-- START OF Information shown --
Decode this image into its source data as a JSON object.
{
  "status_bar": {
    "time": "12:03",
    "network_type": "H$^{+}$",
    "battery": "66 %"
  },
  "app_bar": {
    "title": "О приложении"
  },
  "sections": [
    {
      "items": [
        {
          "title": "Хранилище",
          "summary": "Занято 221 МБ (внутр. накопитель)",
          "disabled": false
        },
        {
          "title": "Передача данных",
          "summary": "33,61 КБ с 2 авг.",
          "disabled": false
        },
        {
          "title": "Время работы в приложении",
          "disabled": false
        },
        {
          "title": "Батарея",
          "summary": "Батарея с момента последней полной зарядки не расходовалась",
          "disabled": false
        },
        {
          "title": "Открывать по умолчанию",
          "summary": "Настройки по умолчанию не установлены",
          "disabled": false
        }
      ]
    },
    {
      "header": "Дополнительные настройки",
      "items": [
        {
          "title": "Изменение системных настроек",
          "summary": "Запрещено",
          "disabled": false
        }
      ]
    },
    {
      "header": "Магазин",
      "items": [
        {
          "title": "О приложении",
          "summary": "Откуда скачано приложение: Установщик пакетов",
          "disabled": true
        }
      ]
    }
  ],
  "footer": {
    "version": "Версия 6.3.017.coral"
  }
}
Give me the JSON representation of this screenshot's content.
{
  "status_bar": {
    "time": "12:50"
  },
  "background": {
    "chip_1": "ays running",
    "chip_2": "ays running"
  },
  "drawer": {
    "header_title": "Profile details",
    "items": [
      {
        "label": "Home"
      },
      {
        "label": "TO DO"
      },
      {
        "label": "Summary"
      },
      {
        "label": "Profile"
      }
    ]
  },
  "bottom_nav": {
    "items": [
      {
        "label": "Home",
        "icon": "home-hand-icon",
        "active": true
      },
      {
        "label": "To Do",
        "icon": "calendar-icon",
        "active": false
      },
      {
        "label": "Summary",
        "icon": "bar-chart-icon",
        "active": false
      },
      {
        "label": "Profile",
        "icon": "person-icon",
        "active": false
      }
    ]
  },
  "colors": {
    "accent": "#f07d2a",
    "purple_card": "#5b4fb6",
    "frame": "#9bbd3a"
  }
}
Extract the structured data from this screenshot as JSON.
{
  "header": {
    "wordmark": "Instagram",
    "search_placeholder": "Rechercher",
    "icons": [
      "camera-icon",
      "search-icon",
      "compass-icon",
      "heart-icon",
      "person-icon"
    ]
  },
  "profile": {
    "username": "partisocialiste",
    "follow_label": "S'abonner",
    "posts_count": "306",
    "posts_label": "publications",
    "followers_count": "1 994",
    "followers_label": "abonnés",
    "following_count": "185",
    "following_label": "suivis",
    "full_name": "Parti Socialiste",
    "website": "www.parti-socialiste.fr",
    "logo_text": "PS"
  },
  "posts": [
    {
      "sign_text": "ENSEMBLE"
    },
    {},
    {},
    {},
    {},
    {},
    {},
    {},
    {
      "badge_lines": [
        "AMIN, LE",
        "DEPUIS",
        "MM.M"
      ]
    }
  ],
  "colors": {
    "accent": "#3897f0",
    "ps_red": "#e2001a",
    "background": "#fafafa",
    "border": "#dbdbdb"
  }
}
-- END OF Information shown --
Problem description
Among the lines of the records above, count those holding the string "умолчанию", and report only the number.

Final result
2